* **WHAT IS EXPECTED**:
Filter the listing below, copying every line in which the word "Archibald" appears.

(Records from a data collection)
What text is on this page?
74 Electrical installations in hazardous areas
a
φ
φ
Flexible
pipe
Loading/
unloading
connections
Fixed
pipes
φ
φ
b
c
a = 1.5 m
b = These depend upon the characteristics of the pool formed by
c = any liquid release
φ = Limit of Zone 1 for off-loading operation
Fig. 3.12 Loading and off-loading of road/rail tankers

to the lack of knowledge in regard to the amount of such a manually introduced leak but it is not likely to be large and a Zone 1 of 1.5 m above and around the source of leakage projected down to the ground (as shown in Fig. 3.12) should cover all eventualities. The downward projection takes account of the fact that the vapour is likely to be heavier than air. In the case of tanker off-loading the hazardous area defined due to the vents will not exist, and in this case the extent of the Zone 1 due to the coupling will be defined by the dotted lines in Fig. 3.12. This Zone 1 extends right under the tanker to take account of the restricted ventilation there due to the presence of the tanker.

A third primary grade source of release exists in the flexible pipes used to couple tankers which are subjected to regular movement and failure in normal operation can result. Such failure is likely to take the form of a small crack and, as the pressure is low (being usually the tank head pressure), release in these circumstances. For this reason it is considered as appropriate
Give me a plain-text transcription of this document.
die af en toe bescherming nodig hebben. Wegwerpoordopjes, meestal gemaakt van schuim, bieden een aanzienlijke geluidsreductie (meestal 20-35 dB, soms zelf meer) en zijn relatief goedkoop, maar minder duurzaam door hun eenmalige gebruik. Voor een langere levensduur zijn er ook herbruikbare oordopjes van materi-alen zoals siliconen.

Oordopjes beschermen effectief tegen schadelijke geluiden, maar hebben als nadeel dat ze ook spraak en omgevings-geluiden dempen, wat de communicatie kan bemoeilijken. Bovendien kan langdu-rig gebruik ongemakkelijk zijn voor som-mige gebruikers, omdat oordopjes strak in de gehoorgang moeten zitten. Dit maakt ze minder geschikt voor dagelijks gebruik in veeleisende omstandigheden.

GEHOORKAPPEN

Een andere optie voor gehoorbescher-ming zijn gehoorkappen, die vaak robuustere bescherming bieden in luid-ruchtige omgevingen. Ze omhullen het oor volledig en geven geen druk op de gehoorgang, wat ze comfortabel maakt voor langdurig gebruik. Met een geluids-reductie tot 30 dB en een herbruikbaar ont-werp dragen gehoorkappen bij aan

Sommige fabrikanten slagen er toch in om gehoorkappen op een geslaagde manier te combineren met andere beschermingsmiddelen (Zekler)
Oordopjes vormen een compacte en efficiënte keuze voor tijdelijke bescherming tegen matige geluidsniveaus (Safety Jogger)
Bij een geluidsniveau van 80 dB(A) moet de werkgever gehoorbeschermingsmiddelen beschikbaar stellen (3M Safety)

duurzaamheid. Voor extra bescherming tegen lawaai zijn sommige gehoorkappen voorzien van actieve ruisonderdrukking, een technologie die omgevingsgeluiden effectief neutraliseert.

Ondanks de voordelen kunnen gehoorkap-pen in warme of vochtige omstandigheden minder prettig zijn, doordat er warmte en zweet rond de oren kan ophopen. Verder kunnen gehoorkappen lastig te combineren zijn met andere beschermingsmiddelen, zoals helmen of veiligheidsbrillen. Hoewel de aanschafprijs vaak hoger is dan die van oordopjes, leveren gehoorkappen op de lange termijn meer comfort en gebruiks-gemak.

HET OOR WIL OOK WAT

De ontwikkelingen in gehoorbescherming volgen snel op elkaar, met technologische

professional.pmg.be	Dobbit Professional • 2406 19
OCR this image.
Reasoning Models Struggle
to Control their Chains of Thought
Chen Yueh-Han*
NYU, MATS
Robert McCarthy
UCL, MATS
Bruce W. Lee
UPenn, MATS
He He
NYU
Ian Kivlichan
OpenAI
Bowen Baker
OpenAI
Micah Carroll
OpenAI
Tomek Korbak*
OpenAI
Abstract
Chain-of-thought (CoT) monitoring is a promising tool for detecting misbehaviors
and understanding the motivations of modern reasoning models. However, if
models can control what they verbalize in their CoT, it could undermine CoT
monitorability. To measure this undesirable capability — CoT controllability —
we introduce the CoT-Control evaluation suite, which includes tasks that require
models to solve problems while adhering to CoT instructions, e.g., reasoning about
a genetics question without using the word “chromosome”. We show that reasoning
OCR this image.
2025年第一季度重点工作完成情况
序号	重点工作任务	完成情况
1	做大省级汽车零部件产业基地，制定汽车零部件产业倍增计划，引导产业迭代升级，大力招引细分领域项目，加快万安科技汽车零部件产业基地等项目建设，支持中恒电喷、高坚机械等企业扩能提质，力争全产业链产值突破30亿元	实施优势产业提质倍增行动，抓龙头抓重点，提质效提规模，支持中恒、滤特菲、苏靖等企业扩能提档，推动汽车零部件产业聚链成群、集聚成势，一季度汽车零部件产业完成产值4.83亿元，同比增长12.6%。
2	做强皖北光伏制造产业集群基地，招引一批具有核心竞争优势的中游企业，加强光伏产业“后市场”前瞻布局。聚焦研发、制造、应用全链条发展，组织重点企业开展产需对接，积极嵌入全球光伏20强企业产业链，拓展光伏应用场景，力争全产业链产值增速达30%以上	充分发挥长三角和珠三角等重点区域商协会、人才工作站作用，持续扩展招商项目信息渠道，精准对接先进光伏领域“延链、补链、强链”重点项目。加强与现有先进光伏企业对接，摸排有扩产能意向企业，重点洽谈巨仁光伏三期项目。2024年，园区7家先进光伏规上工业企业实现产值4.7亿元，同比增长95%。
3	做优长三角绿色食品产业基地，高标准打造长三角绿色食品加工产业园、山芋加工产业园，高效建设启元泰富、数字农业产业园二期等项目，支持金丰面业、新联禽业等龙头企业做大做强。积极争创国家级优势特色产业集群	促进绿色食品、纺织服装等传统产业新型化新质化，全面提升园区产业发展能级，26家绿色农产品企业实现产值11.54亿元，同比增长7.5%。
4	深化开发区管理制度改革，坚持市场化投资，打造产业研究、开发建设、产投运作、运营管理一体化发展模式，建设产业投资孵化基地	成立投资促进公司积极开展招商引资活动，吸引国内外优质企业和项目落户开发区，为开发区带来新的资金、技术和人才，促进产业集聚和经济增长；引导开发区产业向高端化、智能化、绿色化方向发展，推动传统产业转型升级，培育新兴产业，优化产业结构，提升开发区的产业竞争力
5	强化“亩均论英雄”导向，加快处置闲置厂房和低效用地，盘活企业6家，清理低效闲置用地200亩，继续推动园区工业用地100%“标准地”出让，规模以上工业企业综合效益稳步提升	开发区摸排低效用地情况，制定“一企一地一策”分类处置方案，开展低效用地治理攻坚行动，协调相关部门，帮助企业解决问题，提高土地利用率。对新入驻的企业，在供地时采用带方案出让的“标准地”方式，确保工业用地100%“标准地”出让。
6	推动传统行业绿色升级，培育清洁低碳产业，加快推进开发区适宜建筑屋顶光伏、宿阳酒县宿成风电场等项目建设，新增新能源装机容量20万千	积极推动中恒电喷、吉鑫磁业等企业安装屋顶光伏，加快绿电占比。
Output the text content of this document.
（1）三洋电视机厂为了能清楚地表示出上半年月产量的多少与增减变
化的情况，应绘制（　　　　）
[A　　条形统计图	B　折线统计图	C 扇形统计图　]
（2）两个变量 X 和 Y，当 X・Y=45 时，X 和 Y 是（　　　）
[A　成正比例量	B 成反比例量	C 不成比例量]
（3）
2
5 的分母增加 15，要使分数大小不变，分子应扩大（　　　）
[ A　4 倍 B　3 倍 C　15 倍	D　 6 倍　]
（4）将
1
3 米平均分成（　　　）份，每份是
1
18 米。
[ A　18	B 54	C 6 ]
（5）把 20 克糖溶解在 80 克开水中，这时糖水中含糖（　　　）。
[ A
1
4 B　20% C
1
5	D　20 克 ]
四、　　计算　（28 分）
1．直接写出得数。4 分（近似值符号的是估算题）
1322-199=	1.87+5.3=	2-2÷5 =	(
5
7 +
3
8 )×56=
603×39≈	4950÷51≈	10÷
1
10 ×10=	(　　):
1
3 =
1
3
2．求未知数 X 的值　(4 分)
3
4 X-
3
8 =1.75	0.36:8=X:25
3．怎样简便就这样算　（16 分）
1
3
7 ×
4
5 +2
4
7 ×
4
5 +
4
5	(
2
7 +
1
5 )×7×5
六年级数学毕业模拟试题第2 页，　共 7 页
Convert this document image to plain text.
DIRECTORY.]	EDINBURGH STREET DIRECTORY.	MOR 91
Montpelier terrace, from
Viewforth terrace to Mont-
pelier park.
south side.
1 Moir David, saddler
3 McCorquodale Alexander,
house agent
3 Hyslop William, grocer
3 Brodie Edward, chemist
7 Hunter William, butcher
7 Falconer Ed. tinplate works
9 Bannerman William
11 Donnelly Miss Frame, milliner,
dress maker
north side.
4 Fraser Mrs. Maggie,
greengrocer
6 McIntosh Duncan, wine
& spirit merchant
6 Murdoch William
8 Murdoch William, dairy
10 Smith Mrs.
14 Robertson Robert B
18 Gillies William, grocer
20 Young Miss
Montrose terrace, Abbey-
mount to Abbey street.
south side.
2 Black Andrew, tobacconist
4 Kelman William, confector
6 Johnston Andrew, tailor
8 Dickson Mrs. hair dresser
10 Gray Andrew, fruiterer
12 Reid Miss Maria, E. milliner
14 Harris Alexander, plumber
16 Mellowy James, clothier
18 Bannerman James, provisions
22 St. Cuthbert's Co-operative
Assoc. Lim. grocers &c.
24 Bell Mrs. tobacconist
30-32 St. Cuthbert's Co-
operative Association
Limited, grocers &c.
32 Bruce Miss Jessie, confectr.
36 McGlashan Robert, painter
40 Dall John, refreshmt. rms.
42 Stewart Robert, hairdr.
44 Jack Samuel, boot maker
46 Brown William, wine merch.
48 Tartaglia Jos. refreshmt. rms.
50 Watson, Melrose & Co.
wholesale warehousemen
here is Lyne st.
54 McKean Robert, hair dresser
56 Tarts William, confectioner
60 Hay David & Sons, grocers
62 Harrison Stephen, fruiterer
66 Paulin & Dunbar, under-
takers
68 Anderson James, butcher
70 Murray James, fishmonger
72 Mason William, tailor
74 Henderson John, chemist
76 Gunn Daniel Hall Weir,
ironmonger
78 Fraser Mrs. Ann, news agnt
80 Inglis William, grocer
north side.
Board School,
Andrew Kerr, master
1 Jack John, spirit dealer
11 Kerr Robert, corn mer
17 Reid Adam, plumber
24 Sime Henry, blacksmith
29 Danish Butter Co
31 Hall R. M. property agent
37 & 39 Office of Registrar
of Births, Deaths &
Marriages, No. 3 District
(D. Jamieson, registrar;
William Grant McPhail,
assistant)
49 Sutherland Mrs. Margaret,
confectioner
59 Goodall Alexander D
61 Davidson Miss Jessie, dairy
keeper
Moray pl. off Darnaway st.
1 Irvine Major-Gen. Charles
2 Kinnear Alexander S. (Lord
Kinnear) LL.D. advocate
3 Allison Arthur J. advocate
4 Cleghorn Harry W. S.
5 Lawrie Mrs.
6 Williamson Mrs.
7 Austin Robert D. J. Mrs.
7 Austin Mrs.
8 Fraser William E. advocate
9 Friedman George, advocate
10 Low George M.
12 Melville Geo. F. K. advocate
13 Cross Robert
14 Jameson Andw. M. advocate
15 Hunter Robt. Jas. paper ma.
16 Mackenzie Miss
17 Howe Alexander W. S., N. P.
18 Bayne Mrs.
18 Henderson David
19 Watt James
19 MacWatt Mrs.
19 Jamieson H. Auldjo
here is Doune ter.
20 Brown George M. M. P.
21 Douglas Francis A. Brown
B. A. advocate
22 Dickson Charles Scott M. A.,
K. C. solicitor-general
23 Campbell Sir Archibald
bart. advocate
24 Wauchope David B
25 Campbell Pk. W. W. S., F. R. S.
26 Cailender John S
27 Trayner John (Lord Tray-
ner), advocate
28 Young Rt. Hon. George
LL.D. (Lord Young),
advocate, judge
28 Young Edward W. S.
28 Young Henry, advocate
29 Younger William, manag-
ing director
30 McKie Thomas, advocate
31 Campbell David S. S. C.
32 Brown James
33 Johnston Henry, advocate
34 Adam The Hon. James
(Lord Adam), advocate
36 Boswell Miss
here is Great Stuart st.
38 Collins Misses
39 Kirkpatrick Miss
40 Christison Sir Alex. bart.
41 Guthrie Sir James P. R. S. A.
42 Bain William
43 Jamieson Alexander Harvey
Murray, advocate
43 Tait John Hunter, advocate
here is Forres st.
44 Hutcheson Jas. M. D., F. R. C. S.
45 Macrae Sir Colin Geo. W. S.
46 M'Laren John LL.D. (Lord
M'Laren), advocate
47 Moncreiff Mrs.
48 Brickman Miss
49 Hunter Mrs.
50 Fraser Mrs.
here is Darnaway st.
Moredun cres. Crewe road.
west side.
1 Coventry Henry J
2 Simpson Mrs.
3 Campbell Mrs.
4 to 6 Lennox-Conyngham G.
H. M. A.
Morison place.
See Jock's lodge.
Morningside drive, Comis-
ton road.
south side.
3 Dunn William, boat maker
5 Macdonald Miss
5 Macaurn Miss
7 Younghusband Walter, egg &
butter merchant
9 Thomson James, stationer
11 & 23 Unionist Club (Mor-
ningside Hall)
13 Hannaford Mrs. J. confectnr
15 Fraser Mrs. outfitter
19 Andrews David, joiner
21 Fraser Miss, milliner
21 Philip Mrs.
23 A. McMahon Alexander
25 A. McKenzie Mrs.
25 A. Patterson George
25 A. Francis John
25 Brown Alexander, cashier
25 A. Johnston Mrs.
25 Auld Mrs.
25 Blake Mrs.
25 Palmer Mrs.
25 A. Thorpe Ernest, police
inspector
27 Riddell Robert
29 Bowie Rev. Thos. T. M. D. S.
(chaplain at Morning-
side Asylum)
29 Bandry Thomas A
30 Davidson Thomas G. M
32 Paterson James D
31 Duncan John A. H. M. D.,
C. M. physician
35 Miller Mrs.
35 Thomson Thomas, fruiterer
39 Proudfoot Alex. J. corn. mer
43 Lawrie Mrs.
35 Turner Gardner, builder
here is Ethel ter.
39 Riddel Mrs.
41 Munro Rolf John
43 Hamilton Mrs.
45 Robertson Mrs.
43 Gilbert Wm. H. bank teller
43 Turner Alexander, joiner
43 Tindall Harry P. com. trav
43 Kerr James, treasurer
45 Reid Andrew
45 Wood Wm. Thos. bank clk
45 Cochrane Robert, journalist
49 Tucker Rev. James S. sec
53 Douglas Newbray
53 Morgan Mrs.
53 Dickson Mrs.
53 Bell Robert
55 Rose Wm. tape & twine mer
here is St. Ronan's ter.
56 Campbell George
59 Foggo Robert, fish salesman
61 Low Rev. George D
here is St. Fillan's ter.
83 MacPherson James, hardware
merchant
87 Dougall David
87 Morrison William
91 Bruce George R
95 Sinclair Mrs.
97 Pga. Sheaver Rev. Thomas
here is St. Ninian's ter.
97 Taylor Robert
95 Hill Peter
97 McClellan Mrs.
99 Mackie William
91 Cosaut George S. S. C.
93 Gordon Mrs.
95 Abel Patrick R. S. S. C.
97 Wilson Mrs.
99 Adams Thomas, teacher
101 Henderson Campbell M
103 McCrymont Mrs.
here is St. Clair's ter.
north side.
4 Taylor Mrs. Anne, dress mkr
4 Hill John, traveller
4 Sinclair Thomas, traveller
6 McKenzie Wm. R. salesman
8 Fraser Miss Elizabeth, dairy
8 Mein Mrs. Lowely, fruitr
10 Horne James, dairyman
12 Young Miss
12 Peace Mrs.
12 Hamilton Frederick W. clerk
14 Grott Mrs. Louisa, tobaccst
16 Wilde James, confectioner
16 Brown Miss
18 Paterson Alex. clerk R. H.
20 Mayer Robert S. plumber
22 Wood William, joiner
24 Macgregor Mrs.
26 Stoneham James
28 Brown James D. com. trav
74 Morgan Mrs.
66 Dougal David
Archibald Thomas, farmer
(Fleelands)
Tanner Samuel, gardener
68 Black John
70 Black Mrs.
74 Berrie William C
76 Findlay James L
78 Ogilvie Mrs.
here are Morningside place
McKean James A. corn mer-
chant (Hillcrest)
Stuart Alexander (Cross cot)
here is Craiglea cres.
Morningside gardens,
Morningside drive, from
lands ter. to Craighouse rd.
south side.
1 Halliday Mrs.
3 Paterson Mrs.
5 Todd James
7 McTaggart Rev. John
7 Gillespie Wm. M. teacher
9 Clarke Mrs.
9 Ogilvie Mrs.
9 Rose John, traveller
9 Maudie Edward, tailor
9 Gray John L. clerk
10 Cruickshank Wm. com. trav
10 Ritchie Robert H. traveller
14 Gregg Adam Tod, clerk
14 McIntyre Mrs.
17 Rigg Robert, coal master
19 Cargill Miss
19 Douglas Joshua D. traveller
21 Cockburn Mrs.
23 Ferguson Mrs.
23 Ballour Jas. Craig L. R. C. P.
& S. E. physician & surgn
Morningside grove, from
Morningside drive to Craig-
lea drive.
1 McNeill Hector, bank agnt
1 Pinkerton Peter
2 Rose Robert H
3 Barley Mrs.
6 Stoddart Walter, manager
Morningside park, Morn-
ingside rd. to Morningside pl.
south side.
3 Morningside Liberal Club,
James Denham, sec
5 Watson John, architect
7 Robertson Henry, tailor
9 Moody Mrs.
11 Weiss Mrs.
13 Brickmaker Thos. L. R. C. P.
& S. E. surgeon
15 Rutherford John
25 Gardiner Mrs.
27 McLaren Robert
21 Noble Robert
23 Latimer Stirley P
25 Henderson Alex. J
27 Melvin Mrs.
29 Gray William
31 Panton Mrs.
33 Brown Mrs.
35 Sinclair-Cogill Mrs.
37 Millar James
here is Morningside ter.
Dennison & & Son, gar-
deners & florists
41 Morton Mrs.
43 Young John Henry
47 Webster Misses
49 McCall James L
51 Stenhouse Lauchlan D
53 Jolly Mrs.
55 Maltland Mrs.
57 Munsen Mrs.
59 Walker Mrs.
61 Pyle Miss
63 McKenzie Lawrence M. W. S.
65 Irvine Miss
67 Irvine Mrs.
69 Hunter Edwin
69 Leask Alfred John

* **RESULT OF THIS EXERCISE**:
23 Campbell Sir Archibald
Archibald Thomas, farmer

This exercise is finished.